(Element placement data)
━━━
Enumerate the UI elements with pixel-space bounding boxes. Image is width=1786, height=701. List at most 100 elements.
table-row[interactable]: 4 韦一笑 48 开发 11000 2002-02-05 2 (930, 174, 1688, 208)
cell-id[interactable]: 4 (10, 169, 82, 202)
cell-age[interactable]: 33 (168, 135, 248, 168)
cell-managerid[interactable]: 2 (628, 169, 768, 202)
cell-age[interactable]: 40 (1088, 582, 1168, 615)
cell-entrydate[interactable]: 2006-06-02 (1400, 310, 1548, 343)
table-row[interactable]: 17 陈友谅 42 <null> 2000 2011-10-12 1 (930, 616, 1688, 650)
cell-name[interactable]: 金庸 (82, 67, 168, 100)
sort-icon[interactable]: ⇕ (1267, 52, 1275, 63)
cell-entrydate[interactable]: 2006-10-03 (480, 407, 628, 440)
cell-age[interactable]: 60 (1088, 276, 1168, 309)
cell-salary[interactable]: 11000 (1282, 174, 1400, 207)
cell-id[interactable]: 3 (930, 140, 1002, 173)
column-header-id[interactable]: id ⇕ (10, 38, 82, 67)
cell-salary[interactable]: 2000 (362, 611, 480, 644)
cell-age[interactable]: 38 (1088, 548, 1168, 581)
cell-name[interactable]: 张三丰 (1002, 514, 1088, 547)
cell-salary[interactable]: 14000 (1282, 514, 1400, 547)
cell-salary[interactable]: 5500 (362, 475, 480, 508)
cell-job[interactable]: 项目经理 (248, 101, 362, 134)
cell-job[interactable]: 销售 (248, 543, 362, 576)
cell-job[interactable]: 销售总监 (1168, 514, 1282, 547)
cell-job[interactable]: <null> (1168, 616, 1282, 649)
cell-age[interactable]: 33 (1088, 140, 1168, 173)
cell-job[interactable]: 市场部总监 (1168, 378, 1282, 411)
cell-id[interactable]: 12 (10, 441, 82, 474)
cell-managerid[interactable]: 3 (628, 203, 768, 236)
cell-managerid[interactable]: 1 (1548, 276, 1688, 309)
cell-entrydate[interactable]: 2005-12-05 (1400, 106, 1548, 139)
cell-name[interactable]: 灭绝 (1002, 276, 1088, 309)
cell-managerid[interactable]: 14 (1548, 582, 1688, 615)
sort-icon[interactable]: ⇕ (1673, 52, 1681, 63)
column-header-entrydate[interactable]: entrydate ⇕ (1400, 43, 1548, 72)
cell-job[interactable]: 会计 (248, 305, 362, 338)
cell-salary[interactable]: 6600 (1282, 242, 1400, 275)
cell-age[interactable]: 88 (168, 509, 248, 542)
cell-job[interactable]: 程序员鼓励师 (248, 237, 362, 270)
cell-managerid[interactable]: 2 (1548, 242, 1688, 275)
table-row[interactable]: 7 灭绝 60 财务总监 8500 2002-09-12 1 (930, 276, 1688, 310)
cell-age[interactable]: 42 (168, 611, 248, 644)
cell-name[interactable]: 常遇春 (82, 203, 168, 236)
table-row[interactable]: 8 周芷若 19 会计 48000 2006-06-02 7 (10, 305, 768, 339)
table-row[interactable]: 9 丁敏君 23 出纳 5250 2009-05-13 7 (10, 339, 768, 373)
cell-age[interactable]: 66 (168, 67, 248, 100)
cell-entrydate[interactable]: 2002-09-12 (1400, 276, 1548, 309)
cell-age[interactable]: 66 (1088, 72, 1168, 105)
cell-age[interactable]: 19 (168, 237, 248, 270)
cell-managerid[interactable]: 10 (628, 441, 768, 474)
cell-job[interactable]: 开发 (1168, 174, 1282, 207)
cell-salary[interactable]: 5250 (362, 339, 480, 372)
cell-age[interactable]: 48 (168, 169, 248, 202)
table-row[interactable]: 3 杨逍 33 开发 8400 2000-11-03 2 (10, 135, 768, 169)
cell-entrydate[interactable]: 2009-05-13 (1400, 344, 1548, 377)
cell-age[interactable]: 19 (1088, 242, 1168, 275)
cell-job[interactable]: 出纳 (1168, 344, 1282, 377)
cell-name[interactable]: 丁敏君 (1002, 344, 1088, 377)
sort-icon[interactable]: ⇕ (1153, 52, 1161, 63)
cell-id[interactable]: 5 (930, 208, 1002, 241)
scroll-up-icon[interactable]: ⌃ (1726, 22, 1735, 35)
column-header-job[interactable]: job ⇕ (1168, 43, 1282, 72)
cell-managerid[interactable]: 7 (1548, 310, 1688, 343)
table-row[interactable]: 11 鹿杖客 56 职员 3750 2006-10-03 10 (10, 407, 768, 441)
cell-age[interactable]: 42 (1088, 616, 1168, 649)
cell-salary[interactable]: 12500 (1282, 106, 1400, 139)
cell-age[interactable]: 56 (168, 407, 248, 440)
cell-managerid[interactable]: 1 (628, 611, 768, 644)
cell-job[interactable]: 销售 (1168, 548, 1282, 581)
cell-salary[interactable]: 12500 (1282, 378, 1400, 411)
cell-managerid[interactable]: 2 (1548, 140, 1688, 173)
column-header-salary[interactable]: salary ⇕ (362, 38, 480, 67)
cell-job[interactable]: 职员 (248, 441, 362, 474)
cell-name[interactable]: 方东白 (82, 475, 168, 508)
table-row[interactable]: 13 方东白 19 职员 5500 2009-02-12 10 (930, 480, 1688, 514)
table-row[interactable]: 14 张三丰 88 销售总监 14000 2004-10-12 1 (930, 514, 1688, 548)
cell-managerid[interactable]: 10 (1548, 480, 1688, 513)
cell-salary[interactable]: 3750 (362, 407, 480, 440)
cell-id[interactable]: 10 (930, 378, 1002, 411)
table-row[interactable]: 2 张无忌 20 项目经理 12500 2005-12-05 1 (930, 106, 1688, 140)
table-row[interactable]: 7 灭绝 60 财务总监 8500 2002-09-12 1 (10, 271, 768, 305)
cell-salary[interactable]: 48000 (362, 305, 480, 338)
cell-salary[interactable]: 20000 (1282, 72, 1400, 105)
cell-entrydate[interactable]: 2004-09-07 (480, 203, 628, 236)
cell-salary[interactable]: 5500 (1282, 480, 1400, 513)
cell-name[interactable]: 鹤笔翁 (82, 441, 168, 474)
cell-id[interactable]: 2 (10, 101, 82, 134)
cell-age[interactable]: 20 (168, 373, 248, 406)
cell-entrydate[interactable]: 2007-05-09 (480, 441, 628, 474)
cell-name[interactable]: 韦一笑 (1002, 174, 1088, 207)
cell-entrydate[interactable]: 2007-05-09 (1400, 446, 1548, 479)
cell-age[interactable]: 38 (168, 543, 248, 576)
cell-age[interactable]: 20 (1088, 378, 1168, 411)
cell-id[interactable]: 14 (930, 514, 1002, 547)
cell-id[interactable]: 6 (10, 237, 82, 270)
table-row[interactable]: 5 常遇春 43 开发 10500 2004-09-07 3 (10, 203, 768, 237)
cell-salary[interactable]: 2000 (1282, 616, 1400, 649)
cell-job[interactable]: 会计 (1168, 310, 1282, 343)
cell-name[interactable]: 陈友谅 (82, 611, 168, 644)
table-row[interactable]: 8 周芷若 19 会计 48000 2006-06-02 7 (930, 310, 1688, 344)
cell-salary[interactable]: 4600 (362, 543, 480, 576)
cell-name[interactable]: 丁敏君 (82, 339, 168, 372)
━━━
#### GOAL:
Rewrite the listing above, replacing every instance of "cell-managerid" with "cell-manager-id" and leaving everything else as it is.

#### OUTPUT OF THE TASK:
Enumerate the UI elements with pixel-space bounding boxes. Image is width=1786, height=701. List at most 100 elements.
table-row[interactable]: 4 韦一笑 48 开发 11000 2002-02-05 2 (930, 174, 1688, 208)
cell-id[interactable]: 4 (10, 169, 82, 202)
cell-age[interactable]: 33 (168, 135, 248, 168)
cell-manager-id[interactable]: 2 (628, 169, 768, 202)
cell-age[interactable]: 40 (1088, 582, 1168, 615)
cell-entrydate[interactable]: 2006-06-02 (1400, 310, 1548, 343)
table-row[interactable]: 17 陈友谅 42 <null> 2000 2011-10-12 1 (930, 616, 1688, 650)
cell-name[interactable]: 金庸 (82, 67, 168, 100)
sort-icon[interactable]: ⇕ (1267, 52, 1275, 63)
cell-entrydate[interactable]: 2006-10-03 (480, 407, 628, 440)
cell-age[interactable]: 60 (1088, 276, 1168, 309)
cell-salary[interactable]: 11000 (1282, 174, 1400, 207)
cell-id[interactable]: 3 (930, 140, 1002, 173)
column-header-id[interactable]: id ⇕ (10, 38, 82, 67)
cell-salary[interactable]: 2000 (362, 611, 480, 644)
cell-age[interactable]: 38 (1088, 548, 1168, 581)
cell-name[interactable]: 张三丰 (1002, 514, 1088, 547)
cell-salary[interactable]: 14000 (1282, 514, 1400, 547)
cell-salary[interactable]: 5500 (362, 475, 480, 508)
cell-job[interactable]: 项目经理 (248, 101, 362, 134)
cell-job[interactable]: 销售 (248, 543, 362, 576)
cell-job[interactable]: 销售总监 (1168, 514, 1282, 547)
cell-job[interactable]: <null> (1168, 616, 1282, 649)
cell-age[interactable]: 33 (1088, 140, 1168, 173)
cell-job[interactable]: 市场部总监 (1168, 378, 1282, 411)
cell-id[interactable]: 12 (10, 441, 82, 474)
cell-manager-id[interactable]: 3 (628, 203, 768, 236)
cell-manager-id[interactable]: 1 (1548, 276, 1688, 309)
cell-entrydate[interactable]: 2005-12-05 (1400, 106, 1548, 139)
cell-name[interactable]: 灭绝 (1002, 276, 1088, 309)
cell-manager-id[interactable]: 14 (1548, 582, 1688, 615)
sort-icon[interactable]: ⇕ (1673, 52, 1681, 63)
column-header-entrydate[interactable]: entrydate ⇕ (1400, 43, 1548, 72)
cell-job[interactable]: 会计 (248, 305, 362, 338)
cell-salary[interactable]: 6600 (1282, 242, 1400, 275)
cell-age[interactable]: 88 (168, 509, 248, 542)
cell-job[interactable]: 程序员鼓励师 (248, 237, 362, 270)
cell-manager-id[interactable]: 2 (1548, 242, 1688, 275)
table-row[interactable]: 7 灭绝 60 财务总监 8500 2002-09-12 1 (930, 276, 1688, 310)
cell-age[interactable]: 42 (168, 611, 248, 644)
cell-name[interactable]: 常遇春 (82, 203, 168, 236)
table-row[interactable]: 8 周芷若 19 会计 48000 2006-06-02 7 (10, 305, 768, 339)
table-row[interactable]: 9 丁敏君 23 出纳 5250 2009-05-13 7 (10, 339, 768, 373)
cell-age[interactable]: 66 (168, 67, 248, 100)
cell-entrydate[interactable]: 2002-09-12 (1400, 276, 1548, 309)
cell-age[interactable]: 66 (1088, 72, 1168, 105)
cell-age[interactable]: 19 (168, 237, 248, 270)
cell-manager-id[interactable]: 10 (628, 441, 768, 474)
cell-job[interactable]: 开发 (1168, 174, 1282, 207)
cell-salary[interactable]: 5250 (362, 339, 480, 372)
cell-age[interactable]: 48 (168, 169, 248, 202)
table-row[interactable]: 3 杨逍 33 开发 8400 2000-11-03 2 (10, 135, 768, 169)
cell-entrydate[interactable]: 2009-05-13 (1400, 344, 1548, 377)
cell-age[interactable]: 19 (1088, 242, 1168, 275)
cell-job[interactable]: 出纳 (1168, 344, 1282, 377)
cell-name[interactable]: 丁敏君 (1002, 344, 1088, 377)
sort-icon[interactable]: ⇕ (1153, 52, 1161, 63)
cell-id[interactable]: 5 (930, 208, 1002, 241)
scroll-up-icon[interactable]: ⌃ (1726, 22, 1735, 35)
column-header-job[interactable]: job ⇕ (1168, 43, 1282, 72)
cell-manager-id[interactable]: 7 (1548, 310, 1688, 343)
table-row[interactable]: 11 鹿杖客 56 职员 3750 2006-10-03 10 (10, 407, 768, 441)
cell-age[interactable]: 42 (1088, 616, 1168, 649)
cell-salary[interactable]: 12500 (1282, 106, 1400, 139)
cell-age[interactable]: 56 (168, 407, 248, 440)
cell-manager-id[interactable]: 1 (628, 611, 768, 644)
cell-job[interactable]: 销售 (1168, 548, 1282, 581)
cell-salary[interactable]: 12500 (1282, 378, 1400, 411)
cell-manager-id[interactable]: 2 (1548, 140, 1688, 173)
column-header-salary[interactable]: salary ⇕ (362, 38, 480, 67)
cell-job[interactable]: 职员 (248, 441, 362, 474)
cell-name[interactable]: 方东白 (82, 475, 168, 508)
table-row[interactable]: 13 方东白 19 职员 5500 2009-02-12 10 (930, 480, 1688, 514)
table-row[interactable]: 14 张三丰 88 销售总监 14000 2004-10-12 1 (930, 514, 1688, 548)
cell-manager-id[interactable]: 10 (1548, 480, 1688, 513)
cell-salary[interactable]: 3750 (362, 407, 480, 440)
cell-id[interactable]: 10 (930, 378, 1002, 411)
table-row[interactable]: 2 张无忌 20 项目经理 12500 2005-12-05 1 (930, 106, 1688, 140)
table-row[interactable]: 7 灭绝 60 财务总监 8500 2002-09-12 1 (10, 271, 768, 305)
cell-salary[interactable]: 48000 (362, 305, 480, 338)
cell-salary[interactable]: 20000 (1282, 72, 1400, 105)
cell-entrydate[interactable]: 2004-09-07 (480, 203, 628, 236)
cell-salary[interactable]: 5500 (1282, 480, 1400, 513)
cell-name[interactable]: 鹤笔翁 (82, 441, 168, 474)
cell-id[interactable]: 2 (10, 101, 82, 134)
cell-age[interactable]: 20 (168, 373, 248, 406)
cell-entrydate[interactable]: 2007-05-09 (480, 441, 628, 474)
cell-name[interactable]: 韦一笑 (1002, 174, 1088, 207)
cell-entrydate[interactable]: 2007-05-09 (1400, 446, 1548, 479)
cell-age[interactable]: 38 (168, 543, 248, 576)
cell-age[interactable]: 20 (1088, 378, 1168, 411)
cell-id[interactable]: 14 (930, 514, 1002, 547)
cell-id[interactable]: 6 (10, 237, 82, 270)
table-row[interactable]: 5 常遇春 43 开发 10500 2004-09-07 3 (10, 203, 768, 237)
cell-salary[interactable]: 2000 (1282, 616, 1400, 649)
cell-job[interactable]: 会计 (1168, 310, 1282, 343)
cell-name[interactable]: 陈友谅 (82, 611, 168, 644)
table-row[interactable]: 8 周芷若 19 会计 48000 2006-06-02 7 (930, 310, 1688, 344)
cell-salary[interactable]: 4600 (362, 543, 480, 576)
cell-name[interactable]: 丁敏君 (82, 339, 168, 372)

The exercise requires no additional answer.